** Start **
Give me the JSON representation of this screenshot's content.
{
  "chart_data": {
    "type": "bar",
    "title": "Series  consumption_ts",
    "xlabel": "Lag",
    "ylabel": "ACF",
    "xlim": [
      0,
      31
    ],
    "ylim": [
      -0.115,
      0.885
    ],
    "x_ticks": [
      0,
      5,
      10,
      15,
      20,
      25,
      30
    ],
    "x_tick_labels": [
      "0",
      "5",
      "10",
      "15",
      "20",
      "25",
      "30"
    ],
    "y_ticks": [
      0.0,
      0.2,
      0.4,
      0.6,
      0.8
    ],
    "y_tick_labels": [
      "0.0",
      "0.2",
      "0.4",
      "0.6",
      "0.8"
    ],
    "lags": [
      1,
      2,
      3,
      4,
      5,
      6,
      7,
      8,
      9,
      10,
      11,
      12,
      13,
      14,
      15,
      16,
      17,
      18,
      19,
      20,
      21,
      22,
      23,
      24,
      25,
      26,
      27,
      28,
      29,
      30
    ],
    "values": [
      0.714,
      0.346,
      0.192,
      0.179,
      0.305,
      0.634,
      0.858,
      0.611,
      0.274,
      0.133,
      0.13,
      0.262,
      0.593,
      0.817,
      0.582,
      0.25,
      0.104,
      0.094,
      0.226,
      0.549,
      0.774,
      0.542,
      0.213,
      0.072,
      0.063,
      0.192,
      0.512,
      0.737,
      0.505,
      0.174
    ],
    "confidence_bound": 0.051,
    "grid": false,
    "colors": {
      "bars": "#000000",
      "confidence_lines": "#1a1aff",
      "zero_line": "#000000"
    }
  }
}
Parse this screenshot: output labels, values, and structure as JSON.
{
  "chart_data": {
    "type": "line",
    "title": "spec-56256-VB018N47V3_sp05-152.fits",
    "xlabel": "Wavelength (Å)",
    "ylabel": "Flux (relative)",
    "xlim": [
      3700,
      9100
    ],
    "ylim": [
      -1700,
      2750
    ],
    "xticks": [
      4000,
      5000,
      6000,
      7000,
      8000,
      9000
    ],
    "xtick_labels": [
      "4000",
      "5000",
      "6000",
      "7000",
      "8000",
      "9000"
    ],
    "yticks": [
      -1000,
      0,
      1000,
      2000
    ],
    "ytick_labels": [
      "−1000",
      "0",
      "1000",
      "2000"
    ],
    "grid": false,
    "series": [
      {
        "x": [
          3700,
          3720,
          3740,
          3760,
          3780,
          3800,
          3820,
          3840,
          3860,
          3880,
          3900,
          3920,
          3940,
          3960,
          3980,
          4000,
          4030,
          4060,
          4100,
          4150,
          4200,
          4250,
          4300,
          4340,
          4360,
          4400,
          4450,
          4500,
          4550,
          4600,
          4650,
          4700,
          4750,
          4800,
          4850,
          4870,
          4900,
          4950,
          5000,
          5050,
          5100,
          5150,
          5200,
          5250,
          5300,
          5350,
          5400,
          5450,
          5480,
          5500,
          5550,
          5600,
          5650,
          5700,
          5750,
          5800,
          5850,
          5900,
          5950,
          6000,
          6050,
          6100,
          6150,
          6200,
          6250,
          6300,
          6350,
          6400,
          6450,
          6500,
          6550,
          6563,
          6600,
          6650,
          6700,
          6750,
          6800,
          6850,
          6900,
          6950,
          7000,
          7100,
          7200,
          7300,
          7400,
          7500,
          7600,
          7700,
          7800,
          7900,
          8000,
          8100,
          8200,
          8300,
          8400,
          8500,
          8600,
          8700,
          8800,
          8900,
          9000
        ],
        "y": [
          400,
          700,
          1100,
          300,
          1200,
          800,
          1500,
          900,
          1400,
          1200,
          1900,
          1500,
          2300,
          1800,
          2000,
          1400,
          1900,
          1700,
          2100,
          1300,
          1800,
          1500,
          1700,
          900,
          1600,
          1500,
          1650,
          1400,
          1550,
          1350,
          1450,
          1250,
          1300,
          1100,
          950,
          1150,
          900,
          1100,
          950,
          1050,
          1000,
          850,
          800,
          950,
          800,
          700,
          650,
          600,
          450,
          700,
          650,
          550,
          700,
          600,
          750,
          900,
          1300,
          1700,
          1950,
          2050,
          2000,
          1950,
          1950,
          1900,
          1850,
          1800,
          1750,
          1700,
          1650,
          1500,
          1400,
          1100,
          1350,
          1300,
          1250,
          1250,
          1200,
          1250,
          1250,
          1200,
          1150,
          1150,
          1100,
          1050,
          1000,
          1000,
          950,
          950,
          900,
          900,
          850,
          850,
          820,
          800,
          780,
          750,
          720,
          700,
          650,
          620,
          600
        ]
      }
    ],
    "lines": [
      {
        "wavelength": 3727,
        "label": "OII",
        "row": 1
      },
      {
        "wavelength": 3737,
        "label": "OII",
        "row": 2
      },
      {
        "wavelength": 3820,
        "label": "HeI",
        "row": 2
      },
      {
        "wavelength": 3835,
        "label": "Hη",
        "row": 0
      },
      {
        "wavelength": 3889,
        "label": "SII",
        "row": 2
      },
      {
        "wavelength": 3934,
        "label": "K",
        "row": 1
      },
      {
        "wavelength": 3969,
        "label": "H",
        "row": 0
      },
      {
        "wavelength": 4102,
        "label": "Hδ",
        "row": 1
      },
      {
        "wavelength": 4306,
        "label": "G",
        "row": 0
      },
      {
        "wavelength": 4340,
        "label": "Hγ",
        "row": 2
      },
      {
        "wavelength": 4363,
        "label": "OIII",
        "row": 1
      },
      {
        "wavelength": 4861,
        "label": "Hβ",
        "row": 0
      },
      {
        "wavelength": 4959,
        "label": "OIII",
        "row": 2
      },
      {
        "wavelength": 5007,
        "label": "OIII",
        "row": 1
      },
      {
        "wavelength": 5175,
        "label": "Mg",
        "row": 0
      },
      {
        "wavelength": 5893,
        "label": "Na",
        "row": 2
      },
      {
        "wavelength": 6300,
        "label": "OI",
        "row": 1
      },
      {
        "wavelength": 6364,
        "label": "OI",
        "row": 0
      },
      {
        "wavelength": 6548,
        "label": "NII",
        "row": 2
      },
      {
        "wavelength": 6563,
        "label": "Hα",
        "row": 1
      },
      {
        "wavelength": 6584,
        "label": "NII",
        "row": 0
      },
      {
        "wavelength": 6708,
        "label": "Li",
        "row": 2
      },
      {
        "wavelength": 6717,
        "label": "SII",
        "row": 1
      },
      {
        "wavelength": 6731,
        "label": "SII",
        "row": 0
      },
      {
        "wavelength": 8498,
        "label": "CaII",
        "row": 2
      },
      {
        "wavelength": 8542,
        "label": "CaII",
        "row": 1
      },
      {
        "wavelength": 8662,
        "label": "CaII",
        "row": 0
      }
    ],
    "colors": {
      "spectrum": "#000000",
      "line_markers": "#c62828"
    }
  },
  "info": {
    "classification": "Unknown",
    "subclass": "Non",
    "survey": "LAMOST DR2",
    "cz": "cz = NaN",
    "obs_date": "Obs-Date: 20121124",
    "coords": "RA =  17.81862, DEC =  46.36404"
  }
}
** End **
● AIM OF THE EXERCISE
Extract each line from the listing above, please, and repeat it exactly.

● OUTPUT FOR THIS EXERCISE
Give me the JSON representation of this screenshot's content.
{
  "chart_data": {
    "type": "bar",
    "title": "Series  consumption_ts",
    "xlabel": "Lag",
    "ylabel": "ACF",
    "xlim": [
      0,
      31
    ],
    "ylim": [
      -0.115,
      0.885
    ],
    "x_ticks": [
      0,
      5,
      10,
      15,
      20,
      25,
      30
    ],
    "x_tick_labels": [
      "0",
      "5",
      "10",
      "15",
      "20",
      "25",
      "30"
    ],
    "y_ticks": [
      0.0,
      0.2,
      0.4,
      0.6,
      0.8
    ],
    "y_tick_labels": [
      "0.0",
      "0.2",
      "0.4",
      "0.6",
      "0.8"
    ],
    "lags": [
      1,
      2,
      3,
      4,
      5,
      6,
      7,
      8,
      9,
      10,
      11,
      12,
      13,
      14,
      15,
      16,
      17,
      18,
      19,
      20,
      21,
      22,
      23,
      24,
      25,
      26,
      27,
      28,
      29,
      30
    ],
    "values": [
      0.714,
      0.346,
      0.192,
      0.179,
      0.305,
      0.634,
      0.858,
      0.611,
      0.274,
      0.133,
      0.13,
      0.262,
      0.593,
      0.817,
      0.582,
      0.25,
      0.104,
      0.094,
      0.226,
      0.549,
      0.774,
      0.542,
      0.213,
      0.072,
      0.063,
      0.192,
      0.512,
      0.737,
      0.505,
      0.174
    ],
    "confidence_bound": 0.051,
    "grid": false,
    "colors": {
      "bars": "#000000",
      "confidence_lines": "#1a1aff",
      "zero_line": "#000000"
    }
  }
}
Parse this screenshot: output labels, values, and structure as JSON.
{
  "chart_data": {
    "type": "line",
    "title": "spec-56256-VB018N47V3_sp05-152.fits",
    "xlabel": "Wavelength (Å)",
    "ylabel": "Flux (relative)",
    "xlim": [
      3700,
      9100
    ],
    "ylim": [
      -1700,
      2750
    ],
    "xticks": [
      4000,
      5000,
      6000,
      7000,
      8000,
      9000
    ],
    "xtick_labels": [
      "4000",
      "5000",
      "6000",
      "7000",
      "8000",
      "9000"
    ],
    "yticks": [
      -1000,
      0,
      1000,
      2000
    ],
    "ytick_labels": [
      "−1000",
      "0",
      "1000",
      "2000"
    ],
    "grid": false,
    "series": [
      {
        "x": [
          3700,
          3720,
          3740,
          3760,
          3780,
          3800,
          3820,
          3840,
          3860,
          3880,
          3900,
          3920,
          3940,
          3960,
          3980,
          4000,
          4030,
          4060,
          4100,
          4150,
          4200,
          4250,
          4300,
          4340,
          4360,
          4400,
          4450,
          4500,
          4550,
          4600,
          4650,
          4700,
          4750,
          4800,
          4850,
          4870,
          4900,
          4950,
          5000,
          5050,
          5100,
          5150,
          5200,
          5250,
          5300,
          5350,
          5400,
          5450,
          5480,
          5500,
          5550,
          5600,
          5650,
          5700,
          5750,
          5800,
          5850,
          5900,
          5950,
          6000,
          6050,
          6100,
          6150,
          6200,
          6250,
          6300,
          6350,
          6400,
          6450,
          6500,
          6550,
          6563,
          6600,
          6650,
          6700,
          6750,
          6800,
          6850,
          6900,
          6950,
          7000,
          7100,
          7200,
          7300,
          7400,
          7500,
          7600,
          7700,
          7800,
          7900,
          8000,
          8100,
          8200,
          8300,
          8400,
          8500,
          8600,
          8700,
          8800,
          8900,
          9000
        ],
        "y": [
          400,
          700,
          1100,
          300,
          1200,
          800,
          1500,
          900,
          1400,
          1200,
          1900,
          1500,
          2300,
          1800,
          2000,
          1400,
          1900,
          1700,
          2100,
          1300,
          1800,
          1500,
          1700,
          900,
          1600,
          1500,
          1650,
          1400,
          1550,
          1350,
          1450,
          1250,
          1300,
          1100,
          950,
          1150,
          900,
          1100,
          950,
          1050,
          1000,
          850,
          800,
          950,
          800,
          700,
          650,
          600,
          450,
          700,
          650,
          550,
          700,
          600,
          750,
          900,
          1300,
          1700,
          1950,
          2050,
          2000,
          1950,
          1950,
          1900,
          1850,
          1800,
          1750,
          1700,
          1650,
          1500,
          1400,
          1100,
          1350,
          1300,
          1250,
          1250,
          1200,
          1250,
          1250,
          1200,
          1150,
          1150,
          1100,
          1050,
          1000,
          1000,
          950,
          950,
          900,
          900,
          850,
          850,
          820,
          800,
          780,
          750,
          720,
          700,
          650,
          620,
          600
        ]
      }
    ],
    "lines": [
      {
        "wavelength": 3727,
        "label": "OII",
        "row": 1
      },
      {
        "wavelength": 3737,
        "label": "OII",
        "row": 2
      },
      {
        "wavelength": 3820,
        "label": "HeI",
        "row": 2
      },
      {
        "wavelength": 3835,
        "label": "Hη",
        "row": 0
      },
      {
        "wavelength": 3889,
        "label": "SII",
        "row": 2
      },
      {
        "wavelength": 3934,
        "label": "K",
        "row": 1
      },
      {
        "wavelength": 3969,
        "label": "H",
        "row": 0
      },
      {
        "wavelength": 4102,
        "label": "Hδ",
        "row": 1
      },
      {
        "wavelength": 4306,
        "label": "G",
        "row": 0
      },
      {
        "wavelength": 4340,
        "label": "Hγ",
        "row": 2
      },
      {
        "wavelength": 4363,
        "label": "OIII",
        "row": 1
      },
      {
        "wavelength": 4861,
        "label": "Hβ",
        "row": 0
      },
      {
        "wavelength": 4959,
        "label": "OIII",
        "row": 2
      },
      {
        "wavelength": 5007,
        "label": "OIII",
        "row": 1
      },
      {
        "wavelength": 5175,
        "label": "Mg",
        "row": 0
      },
      {
        "wavelength": 5893,
        "label": "Na",
        "row": 2
      },
      {
        "wavelength": 6300,
        "label": "OI",
        "row": 1
      },
      {
        "wavelength": 6364,
        "label": "OI",
        "row": 0
      },
      {
        "wavelength": 6548,
        "label": "NII",
        "row": 2
      },
      {
        "wavelength": 6563,
        "label": "Hα",
        "row": 1
      },
      {
        "wavelength": 6584,
        "label": "NII",
        "row": 0
      },
      {
        "wavelength": 6708,
        "label": "Li",
        "row": 2
      },
      {
        "wavelength": 6717,
        "label": "SII",
        "row": 1
      },
      {
        "wavelength": 6731,
        "label": "SII",
        "row": 0
      },
      {
        "wavelength": 8498,
        "label": "CaII",
        "row": 2
      },
      {
        "wavelength": 8542,
        "label": "CaII",
        "row": 1
      },
      {
        "wavelength": 8662,
        "label": "CaII",
        "row": 0
      }
    ],
    "colors": {
      "spectrum": "#000000",
      "line_markers": "#c62828"
    }
  },
  "info": {
    "classification": "Unknown",
    "subclass": "Non",
    "survey": "LAMOST DR2",
    "cz": "cz = NaN",
    "obs_date": "Obs-Date: 20121124",
    "coords": "RA =  17.81862, DEC =  46.36404"
  }
}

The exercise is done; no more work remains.